▶ [TASK BRIEF]: Produce an exact copy of all the records.

▶ [DATA PROVIDED]:
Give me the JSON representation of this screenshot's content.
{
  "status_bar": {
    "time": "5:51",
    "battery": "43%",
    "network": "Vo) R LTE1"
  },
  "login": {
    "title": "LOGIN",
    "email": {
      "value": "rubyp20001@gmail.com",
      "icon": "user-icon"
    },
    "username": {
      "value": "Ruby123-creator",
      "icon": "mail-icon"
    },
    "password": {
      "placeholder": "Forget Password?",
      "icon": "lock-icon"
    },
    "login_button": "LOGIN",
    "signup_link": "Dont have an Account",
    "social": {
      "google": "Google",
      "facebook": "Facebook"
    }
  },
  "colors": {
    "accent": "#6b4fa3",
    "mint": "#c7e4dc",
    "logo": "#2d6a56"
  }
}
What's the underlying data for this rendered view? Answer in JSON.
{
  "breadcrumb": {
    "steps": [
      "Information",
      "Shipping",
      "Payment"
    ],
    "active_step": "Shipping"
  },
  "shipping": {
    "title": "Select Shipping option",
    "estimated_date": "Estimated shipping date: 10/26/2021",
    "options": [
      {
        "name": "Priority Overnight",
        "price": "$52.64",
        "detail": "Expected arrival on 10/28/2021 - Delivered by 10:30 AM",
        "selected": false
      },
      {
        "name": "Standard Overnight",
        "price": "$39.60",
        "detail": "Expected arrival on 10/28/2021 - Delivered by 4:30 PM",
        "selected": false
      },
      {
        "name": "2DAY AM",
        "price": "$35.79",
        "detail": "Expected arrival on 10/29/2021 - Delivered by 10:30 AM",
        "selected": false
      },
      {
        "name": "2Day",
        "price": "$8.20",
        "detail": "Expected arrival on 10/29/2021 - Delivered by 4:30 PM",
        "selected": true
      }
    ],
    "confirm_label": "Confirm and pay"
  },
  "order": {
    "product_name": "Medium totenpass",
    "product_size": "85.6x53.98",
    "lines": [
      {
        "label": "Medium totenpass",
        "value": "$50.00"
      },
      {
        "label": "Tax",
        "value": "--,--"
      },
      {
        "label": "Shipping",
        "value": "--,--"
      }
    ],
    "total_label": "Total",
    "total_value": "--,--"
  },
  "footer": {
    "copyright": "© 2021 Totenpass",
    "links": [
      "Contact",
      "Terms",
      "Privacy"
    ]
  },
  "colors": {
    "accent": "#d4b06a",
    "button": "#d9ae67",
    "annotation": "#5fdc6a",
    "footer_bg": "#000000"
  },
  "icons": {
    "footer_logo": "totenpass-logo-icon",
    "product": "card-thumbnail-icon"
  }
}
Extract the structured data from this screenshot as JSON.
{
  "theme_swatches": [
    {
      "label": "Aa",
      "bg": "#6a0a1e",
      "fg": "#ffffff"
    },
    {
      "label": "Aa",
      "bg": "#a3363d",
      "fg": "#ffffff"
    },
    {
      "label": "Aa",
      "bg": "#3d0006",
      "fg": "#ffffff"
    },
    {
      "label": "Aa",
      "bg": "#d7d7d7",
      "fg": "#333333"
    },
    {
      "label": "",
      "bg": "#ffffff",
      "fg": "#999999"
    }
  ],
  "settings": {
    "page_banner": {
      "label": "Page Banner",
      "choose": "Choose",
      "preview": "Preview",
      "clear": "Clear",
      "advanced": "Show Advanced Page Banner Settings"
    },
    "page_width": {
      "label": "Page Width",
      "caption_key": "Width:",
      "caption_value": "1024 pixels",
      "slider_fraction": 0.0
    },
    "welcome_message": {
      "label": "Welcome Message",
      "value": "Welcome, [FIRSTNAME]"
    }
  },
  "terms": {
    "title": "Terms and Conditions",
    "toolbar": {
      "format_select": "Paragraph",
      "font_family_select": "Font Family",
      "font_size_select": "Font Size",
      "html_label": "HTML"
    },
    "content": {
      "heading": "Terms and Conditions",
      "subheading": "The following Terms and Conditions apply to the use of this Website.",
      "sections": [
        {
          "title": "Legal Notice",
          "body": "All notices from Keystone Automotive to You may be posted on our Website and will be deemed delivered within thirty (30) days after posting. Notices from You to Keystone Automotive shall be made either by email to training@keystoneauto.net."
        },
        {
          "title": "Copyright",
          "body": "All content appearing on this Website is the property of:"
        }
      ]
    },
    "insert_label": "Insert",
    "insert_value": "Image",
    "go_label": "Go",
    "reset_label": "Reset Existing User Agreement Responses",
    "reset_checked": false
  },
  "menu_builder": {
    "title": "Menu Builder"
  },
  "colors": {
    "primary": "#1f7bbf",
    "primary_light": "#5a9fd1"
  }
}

▶ [SOLUTION TO THE EXERCISE]:
Give me the JSON representation of this screenshot's content.
{
  "status_bar": {
    "time": "5:51",
    "battery": "43%",
    "network": "Vo) R LTE1"
  },
  "login": {
    "title": "LOGIN",
    "email": {
      "value": "rubyp20001@gmail.com",
      "icon": "user-icon"
    },
    "username": {
      "value": "Ruby123-creator",
      "icon": "mail-icon"
    },
    "password": {
      "placeholder": "Forget Password?",
      "icon": "lock-icon"
    },
    "login_button": "LOGIN",
    "signup_link": "Dont have an Account",
    "social": {
      "google": "Google",
      "facebook": "Facebook"
    }
  },
  "colors": {
    "accent": "#6b4fa3",
    "mint": "#c7e4dc",
    "logo": "#2d6a56"
  }
}
What's the underlying data for this rendered view? Answer in JSON.
{
  "breadcrumb": {
    "steps": [
      "Information",
      "Shipping",
      "Payment"
    ],
    "active_step": "Shipping"
  },
  "shipping": {
    "title": "Select Shipping option",
    "estimated_date": "Estimated shipping date: 10/26/2021",
    "options": [
      {
        "name": "Priority Overnight",
        "price": "$52.64",
        "detail": "Expected arrival on 10/28/2021 - Delivered by 10:30 AM",
        "selected": false
      },
      {
        "name": "Standard Overnight",
        "price": "$39.60",
        "detail": "Expected arrival on 10/28/2021 - Delivered by 4:30 PM",
        "selected": false
      },
      {
        "name": "2DAY AM",
        "price": "$35.79",
        "detail": "Expected arrival on 10/29/2021 - Delivered by 10:30 AM",
        "selected": false
      },
      {
        "name": "2Day",
        "price": "$8.20",
        "detail": "Expected arrival on 10/29/2021 - Delivered by 4:30 PM",
        "selected": true
      }
    ],
    "confirm_label": "Confirm and pay"
  },
  "order": {
    "product_name": "Medium totenpass",
    "product_size": "85.6x53.98",
    "lines": [
      {
        "label": "Medium totenpass",
        "value": "$50.00"
      },
      {
        "label": "Tax",
        "value": "--,--"
      },
      {
        "label": "Shipping",
        "value": "--,--"
      }
    ],
    "total_label": "Total",
    "total_value": "--,--"
  },
  "footer": {
    "copyright": "© 2021 Totenpass",
    "links": [
      "Contact",
      "Terms",
      "Privacy"
    ]
  },
  "colors": {
    "accent": "#d4b06a",
    "button": "#d9ae67",
    "annotation": "#5fdc6a",
    "footer_bg": "#000000"
  },
  "icons": {
    "footer_logo": "totenpass-logo-icon",
    "product": "card-thumbnail-icon"
  }
}
Extract the structured data from this screenshot as JSON.
{
  "theme_swatches": [
    {
      "label": "Aa",
      "bg": "#6a0a1e",
      "fg": "#ffffff"
    },
    {
      "label": "Aa",
      "bg": "#a3363d",
      "fg": "#ffffff"
    },
    {
      "label": "Aa",
      "bg": "#3d0006",
      "fg": "#ffffff"
    },
    {
      "label": "Aa",
      "bg": "#d7d7d7",
      "fg": "#333333"
    },
    {
      "label": "",
      "bg": "#ffffff",
      "fg": "#999999"
    }
  ],
  "settings": {
    "page_banner": {
      "label": "Page Banner",
      "choose": "Choose",
      "preview": "Preview",
      "clear": "Clear",
      "advanced": "Show Advanced Page Banner Settings"
    },
    "page_width": {
      "label": "Page Width",
      "caption_key": "Width:",
      "caption_value": "1024 pixels",
      "slider_fraction": 0.0
    },
    "welcome_message": {
      "label": "Welcome Message",
      "value": "Welcome, [FIRSTNAME]"
    }
  },
  "terms": {
    "title": "Terms and Conditions",
    "toolbar": {
      "format_select": "Paragraph",
      "font_family_select": "Font Family",
      "font_size_select": "Font Size",
      "html_label": "HTML"
    },
    "content": {
      "heading": "Terms and Conditions",
      "subheading": "The following Terms and Conditions apply to the use of this Website.",
      "sections": [
        {
          "title": "Legal Notice",
          "body": "All notices from Keystone Automotive to You may be posted on our Website and will be deemed delivered within thirty (30) days after posting. Notices from You to Keystone Automotive shall be made either by email to training@keystoneauto.net."
        },
        {
          "title": "Copyright",
          "body": "All content appearing on this Website is the property of:"
        }
      ]
    },
    "insert_label": "Insert",
    "insert_value": "Image",
    "go_label": "Go",
    "reset_label": "Reset Existing User Agreement Responses",
    "reset_checked": false
  },
  "menu_builder": {
    "title": "Menu Builder"
  },
  "colors": {
    "primary": "#1f7bbf",
    "primary_light": "#5a9fd1"
  }
}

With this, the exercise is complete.